-- Task description --
In the material below, find every line with "Home" and pull it out.

-- Supplied records --
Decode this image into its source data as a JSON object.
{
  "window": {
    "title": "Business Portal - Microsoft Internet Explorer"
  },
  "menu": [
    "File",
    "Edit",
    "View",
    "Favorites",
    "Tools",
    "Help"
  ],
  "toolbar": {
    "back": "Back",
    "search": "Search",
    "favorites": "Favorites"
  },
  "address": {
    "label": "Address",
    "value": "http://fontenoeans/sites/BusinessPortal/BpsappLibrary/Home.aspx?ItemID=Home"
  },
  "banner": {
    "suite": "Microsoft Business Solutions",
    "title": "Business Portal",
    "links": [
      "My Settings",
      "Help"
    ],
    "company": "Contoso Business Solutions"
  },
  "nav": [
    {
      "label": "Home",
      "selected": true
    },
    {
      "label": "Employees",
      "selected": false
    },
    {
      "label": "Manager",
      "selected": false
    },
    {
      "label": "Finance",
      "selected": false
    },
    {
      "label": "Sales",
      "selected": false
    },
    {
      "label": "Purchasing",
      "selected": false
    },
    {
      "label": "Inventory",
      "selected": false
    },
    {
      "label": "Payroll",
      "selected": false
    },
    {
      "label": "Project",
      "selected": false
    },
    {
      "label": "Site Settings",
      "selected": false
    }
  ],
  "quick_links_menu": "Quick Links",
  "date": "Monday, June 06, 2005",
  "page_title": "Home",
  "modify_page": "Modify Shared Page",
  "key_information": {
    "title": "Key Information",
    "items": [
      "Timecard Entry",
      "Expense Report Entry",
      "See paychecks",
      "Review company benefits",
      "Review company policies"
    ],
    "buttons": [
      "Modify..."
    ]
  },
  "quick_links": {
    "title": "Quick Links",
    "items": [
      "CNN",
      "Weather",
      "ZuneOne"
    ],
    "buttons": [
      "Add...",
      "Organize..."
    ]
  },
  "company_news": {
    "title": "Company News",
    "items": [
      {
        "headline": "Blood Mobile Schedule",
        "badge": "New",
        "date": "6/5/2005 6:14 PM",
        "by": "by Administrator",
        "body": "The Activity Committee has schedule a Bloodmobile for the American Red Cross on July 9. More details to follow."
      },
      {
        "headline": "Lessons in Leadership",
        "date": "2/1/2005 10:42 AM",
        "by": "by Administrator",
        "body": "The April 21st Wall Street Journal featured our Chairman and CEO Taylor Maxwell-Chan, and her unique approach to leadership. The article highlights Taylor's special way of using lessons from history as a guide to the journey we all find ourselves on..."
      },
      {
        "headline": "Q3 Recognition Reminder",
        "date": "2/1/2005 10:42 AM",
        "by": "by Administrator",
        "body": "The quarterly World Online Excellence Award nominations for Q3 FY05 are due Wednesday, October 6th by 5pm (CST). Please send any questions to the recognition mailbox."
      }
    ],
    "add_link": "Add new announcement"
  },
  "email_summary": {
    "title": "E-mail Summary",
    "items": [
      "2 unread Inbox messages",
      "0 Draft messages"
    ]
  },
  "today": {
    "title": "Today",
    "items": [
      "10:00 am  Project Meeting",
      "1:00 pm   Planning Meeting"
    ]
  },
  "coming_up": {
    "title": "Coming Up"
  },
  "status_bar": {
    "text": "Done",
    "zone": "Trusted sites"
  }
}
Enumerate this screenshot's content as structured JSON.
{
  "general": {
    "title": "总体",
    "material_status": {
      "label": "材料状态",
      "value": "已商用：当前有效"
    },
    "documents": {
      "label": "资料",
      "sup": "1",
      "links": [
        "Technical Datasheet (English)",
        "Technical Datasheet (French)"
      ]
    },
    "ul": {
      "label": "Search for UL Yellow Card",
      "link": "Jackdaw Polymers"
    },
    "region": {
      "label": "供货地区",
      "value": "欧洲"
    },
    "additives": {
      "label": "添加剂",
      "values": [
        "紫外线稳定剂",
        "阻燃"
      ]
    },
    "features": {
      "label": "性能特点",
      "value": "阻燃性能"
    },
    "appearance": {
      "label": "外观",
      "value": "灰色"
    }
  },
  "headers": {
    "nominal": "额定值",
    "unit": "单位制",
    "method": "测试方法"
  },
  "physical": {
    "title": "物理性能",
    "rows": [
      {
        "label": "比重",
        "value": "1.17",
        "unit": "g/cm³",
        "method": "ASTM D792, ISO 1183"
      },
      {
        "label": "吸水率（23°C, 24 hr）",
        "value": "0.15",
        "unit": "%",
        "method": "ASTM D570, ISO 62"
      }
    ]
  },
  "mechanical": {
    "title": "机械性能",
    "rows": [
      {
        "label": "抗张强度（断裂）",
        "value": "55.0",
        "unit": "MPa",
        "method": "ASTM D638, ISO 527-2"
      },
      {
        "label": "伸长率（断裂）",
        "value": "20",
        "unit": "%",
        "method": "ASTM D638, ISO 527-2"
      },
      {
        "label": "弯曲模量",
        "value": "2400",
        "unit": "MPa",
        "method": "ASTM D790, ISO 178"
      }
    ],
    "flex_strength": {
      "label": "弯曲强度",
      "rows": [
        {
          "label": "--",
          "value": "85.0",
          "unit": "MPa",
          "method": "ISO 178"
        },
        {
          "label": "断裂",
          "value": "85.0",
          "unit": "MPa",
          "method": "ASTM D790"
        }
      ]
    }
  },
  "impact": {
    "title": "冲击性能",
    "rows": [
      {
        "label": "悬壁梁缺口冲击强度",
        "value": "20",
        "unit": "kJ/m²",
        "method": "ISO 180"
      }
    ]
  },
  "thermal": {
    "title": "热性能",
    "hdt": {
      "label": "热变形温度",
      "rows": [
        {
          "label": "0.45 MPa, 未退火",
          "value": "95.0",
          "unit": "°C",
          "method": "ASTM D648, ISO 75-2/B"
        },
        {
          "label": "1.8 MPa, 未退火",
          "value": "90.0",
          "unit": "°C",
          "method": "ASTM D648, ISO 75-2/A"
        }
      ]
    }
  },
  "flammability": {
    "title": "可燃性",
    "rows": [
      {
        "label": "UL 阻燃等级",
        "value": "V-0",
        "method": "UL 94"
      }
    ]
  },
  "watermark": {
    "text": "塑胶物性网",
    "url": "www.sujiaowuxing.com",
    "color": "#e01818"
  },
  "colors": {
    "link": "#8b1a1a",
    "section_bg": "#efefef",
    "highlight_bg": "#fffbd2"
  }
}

-- Expected answer --
    "value": "http://fontenoeans/sites/BusinessPortal/BpsappLibrary/Home.aspx?ItemID=Home"
      "label": "Home",
  "page_title": "Home",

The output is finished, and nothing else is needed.